What needs to be done: Pull every line of the entries that has the word "marker".

[START Rows]

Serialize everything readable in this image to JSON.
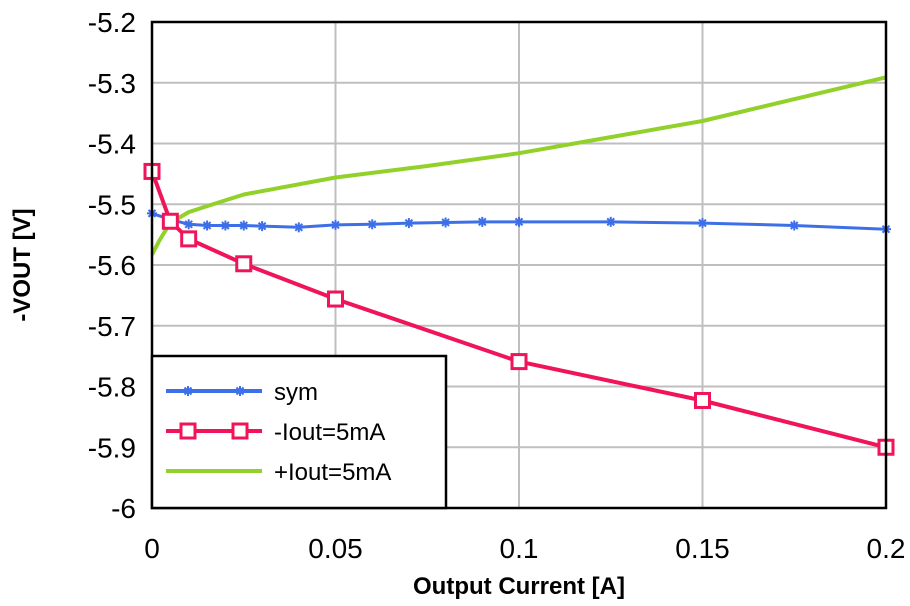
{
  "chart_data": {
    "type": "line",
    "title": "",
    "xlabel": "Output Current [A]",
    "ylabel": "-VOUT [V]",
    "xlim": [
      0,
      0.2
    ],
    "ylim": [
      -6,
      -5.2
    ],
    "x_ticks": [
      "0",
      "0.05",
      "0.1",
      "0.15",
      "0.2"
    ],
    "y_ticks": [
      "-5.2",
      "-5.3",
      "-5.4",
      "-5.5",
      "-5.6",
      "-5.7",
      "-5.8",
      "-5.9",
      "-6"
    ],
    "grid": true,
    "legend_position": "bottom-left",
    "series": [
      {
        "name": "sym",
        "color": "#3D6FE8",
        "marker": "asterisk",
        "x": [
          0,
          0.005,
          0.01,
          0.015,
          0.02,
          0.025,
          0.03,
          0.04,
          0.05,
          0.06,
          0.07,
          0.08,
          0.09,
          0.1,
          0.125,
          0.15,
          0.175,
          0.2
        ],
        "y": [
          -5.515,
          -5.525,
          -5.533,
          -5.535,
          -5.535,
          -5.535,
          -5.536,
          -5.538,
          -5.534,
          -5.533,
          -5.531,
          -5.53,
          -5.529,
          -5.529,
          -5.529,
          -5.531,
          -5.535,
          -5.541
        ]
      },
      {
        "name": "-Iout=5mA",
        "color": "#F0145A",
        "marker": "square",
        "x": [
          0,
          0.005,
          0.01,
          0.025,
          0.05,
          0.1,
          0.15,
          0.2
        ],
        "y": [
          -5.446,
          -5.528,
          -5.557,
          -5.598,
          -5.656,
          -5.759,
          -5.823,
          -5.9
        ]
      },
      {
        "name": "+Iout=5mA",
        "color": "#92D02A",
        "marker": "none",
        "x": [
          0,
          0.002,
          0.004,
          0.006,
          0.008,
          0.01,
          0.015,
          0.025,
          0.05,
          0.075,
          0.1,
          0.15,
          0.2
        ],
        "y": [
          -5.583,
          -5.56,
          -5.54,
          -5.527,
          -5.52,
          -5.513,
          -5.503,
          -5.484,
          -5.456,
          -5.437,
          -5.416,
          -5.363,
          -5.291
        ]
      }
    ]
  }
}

[END Rows]

Response to this task:
        "marker": "asterisk",
        "marker": "square",
        "marker": "none",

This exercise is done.